--- START OF Data supplied ---
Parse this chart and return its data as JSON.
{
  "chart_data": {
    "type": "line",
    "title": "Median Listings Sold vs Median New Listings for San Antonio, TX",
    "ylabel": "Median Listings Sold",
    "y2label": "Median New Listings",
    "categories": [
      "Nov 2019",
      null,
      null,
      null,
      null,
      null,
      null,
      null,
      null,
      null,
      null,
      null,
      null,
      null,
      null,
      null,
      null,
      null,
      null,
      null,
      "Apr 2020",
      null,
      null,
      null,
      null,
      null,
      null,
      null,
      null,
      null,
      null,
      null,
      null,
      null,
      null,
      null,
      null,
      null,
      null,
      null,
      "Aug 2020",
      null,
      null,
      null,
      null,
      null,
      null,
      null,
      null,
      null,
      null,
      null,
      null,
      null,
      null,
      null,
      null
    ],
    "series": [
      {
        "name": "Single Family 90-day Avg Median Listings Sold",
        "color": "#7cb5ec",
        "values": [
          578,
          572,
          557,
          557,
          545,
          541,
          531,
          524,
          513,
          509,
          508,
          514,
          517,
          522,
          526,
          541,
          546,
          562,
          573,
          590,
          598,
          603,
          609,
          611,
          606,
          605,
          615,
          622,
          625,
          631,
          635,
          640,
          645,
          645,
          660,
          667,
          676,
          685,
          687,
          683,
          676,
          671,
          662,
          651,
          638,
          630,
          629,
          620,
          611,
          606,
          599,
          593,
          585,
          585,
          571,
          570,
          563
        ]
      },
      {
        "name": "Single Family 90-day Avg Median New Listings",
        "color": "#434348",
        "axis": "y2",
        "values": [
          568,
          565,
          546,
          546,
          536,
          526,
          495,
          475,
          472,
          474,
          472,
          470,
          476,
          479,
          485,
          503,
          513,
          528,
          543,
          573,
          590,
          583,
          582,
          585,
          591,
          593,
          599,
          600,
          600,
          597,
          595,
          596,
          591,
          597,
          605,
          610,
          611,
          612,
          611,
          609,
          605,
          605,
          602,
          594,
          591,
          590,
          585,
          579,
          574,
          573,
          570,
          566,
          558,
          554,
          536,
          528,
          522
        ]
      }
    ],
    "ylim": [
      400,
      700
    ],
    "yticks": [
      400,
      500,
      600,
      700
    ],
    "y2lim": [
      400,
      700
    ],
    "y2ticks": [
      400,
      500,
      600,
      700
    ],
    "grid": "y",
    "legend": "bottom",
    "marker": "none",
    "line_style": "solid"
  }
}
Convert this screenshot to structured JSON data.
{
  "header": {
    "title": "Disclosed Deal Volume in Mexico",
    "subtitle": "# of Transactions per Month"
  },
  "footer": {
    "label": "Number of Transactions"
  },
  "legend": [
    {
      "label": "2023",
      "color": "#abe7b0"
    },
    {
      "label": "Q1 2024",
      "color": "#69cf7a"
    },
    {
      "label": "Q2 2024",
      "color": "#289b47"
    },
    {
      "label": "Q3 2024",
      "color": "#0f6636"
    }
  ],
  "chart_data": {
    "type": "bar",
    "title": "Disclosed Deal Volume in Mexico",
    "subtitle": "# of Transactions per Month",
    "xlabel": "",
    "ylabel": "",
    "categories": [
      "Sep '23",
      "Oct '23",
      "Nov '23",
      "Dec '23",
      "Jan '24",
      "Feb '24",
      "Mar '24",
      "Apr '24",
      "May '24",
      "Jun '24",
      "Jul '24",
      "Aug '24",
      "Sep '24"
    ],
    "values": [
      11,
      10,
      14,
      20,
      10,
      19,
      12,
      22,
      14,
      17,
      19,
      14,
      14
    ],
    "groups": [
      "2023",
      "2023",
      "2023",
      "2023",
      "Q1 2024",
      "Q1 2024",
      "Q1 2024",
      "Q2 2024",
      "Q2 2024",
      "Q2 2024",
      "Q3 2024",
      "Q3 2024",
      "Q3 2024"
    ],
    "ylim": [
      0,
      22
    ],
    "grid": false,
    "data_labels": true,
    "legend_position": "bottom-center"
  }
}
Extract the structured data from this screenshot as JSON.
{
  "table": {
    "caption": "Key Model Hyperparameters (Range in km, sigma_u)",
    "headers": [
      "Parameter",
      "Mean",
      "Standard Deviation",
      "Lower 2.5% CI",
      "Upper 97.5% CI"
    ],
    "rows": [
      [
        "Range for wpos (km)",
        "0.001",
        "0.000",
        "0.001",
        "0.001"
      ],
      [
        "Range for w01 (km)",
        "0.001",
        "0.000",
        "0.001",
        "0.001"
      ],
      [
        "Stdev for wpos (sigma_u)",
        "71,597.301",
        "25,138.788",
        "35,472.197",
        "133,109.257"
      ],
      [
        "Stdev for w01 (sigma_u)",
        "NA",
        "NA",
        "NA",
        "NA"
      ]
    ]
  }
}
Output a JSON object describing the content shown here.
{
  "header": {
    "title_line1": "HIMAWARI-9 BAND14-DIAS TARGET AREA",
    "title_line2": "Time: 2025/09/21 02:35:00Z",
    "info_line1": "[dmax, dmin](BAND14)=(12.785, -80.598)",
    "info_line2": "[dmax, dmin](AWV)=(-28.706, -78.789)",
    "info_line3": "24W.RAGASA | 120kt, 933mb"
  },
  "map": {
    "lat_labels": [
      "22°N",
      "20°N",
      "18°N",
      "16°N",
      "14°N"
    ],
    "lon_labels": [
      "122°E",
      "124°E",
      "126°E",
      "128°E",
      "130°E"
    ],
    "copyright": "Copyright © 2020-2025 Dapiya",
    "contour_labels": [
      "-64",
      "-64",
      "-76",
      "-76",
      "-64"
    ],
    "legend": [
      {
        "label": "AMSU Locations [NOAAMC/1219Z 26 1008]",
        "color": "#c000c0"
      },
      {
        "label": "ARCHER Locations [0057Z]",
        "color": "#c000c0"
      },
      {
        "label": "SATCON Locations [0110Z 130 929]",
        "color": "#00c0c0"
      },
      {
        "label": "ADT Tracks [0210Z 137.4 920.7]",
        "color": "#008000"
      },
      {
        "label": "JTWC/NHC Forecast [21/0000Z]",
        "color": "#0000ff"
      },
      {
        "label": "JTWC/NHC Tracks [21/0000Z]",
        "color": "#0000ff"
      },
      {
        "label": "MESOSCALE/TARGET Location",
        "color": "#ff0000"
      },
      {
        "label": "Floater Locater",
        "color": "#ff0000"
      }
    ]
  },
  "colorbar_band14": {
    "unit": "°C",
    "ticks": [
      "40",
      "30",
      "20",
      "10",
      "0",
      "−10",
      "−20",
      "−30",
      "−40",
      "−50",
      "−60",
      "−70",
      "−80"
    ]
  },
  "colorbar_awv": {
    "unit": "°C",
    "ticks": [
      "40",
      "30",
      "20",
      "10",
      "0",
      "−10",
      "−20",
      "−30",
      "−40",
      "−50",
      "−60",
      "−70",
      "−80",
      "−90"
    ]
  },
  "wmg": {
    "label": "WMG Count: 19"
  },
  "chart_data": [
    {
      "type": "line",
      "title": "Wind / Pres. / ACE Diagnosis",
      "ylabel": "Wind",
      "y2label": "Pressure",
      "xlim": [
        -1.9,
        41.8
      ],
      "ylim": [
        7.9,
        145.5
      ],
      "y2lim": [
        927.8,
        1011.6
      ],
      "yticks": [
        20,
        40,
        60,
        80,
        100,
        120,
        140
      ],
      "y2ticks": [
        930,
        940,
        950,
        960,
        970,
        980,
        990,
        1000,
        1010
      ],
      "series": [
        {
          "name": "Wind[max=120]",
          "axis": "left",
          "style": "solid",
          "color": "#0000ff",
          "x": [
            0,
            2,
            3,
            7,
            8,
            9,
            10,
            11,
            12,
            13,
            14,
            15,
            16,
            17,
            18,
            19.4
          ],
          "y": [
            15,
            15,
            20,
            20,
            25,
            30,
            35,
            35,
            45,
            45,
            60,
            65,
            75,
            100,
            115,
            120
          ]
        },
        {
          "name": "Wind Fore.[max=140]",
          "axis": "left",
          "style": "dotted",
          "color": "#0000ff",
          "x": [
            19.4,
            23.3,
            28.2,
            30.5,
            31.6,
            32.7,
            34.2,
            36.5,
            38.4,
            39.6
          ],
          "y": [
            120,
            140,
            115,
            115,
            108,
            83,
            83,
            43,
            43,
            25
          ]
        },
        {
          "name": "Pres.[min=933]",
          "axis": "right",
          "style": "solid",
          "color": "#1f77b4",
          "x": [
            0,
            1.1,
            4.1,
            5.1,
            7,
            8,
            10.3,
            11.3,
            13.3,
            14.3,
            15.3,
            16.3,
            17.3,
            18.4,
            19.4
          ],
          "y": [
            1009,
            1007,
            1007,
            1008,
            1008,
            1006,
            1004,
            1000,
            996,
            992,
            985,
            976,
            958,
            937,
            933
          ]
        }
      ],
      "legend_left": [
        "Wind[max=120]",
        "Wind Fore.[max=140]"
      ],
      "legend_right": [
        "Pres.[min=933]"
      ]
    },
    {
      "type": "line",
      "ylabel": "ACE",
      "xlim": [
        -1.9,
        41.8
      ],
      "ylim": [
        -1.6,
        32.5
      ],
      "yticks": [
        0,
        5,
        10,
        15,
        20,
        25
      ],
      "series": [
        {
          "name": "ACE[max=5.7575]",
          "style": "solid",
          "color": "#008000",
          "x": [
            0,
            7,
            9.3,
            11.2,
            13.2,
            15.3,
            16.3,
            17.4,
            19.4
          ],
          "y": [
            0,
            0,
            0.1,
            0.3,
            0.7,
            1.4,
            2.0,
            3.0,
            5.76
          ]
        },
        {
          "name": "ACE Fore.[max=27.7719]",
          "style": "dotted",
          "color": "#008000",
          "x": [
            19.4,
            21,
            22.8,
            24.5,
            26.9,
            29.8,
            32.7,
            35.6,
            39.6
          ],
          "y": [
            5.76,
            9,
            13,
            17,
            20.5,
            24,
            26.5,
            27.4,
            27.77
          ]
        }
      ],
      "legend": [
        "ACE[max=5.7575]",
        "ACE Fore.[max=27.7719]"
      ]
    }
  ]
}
--- END OF Data supplied ---
> **What to do**: Looking at the entries above, how many lines contain the word "wpos"? Answer with the number alone.

> **Finished answer**: 2